(Chart and figure data)

---

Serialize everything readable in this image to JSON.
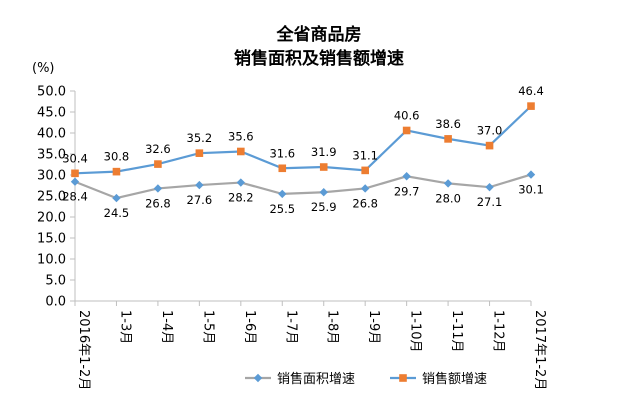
{
  "chart_data": {
    "type": "line",
    "title": [
      "全省商品房",
      "销售面积及销售额增速"
    ],
    "ylabel": "(%)",
    "ylim": [
      0,
      50
    ],
    "ytick_step": 5,
    "grid": false,
    "legend_position": "bottom",
    "categories": [
      "2016年1-2月",
      "1-3月",
      "1-4月",
      "1-5月",
      "1-6月",
      "1-7月",
      "1-8月",
      "1-9月",
      "1-10月",
      "1-11月",
      "1-12月",
      "2017年1-2月"
    ],
    "series": [
      {
        "name": "销售面积增速",
        "values": [
          28.4,
          24.5,
          26.8,
          27.6,
          28.2,
          25.5,
          25.9,
          26.8,
          29.7,
          28.0,
          27.1,
          30.1
        ],
        "color": "#a6a6a6",
        "marker_color": "#5b9bd5",
        "marker": "diamond"
      },
      {
        "name": "销售额增速",
        "values": [
          30.4,
          30.8,
          32.6,
          35.2,
          35.6,
          31.6,
          31.9,
          31.1,
          40.6,
          38.6,
          37.0,
          46.4
        ],
        "color": "#5b9bd5",
        "marker_color": "#ed7d31",
        "marker": "square"
      }
    ]
  }
}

---

*What the task requires*. Reproduce the entries exactly. Do not carry over any picture.

*Response to the exercise*.
Serialize everything readable in this image to JSON.
{
  "chart_data": {
    "type": "line",
    "title": [
      "全省商品房",
      "销售面积及销售额增速"
    ],
    "ylabel": "(%)",
    "ylim": [
      0,
      50
    ],
    "ytick_step": 5,
    "grid": false,
    "legend_position": "bottom",
    "categories": [
      "2016年1-2月",
      "1-3月",
      "1-4月",
      "1-5月",
      "1-6月",
      "1-7月",
      "1-8月",
      "1-9月",
      "1-10月",
      "1-11月",
      "1-12月",
      "2017年1-2月"
    ],
    "series": [
      {
        "name": "销售面积增速",
        "values": [
          28.4,
          24.5,
          26.8,
          27.6,
          28.2,
          25.5,
          25.9,
          26.8,
          29.7,
          28.0,
          27.1,
          30.1
        ],
        "color": "#a6a6a6",
        "marker_color": "#5b9bd5",
        "marker": "diamond"
      },
      {
        "name": "销售额增速",
        "values": [
          30.4,
          30.8,
          32.6,
          35.2,
          35.6,
          31.6,
          31.9,
          31.1,
          40.6,
          38.6,
          37.0,
          46.4
        ],
        "color": "#5b9bd5",
        "marker_color": "#ed7d31",
        "marker": "square"
      }
    ]
  }
}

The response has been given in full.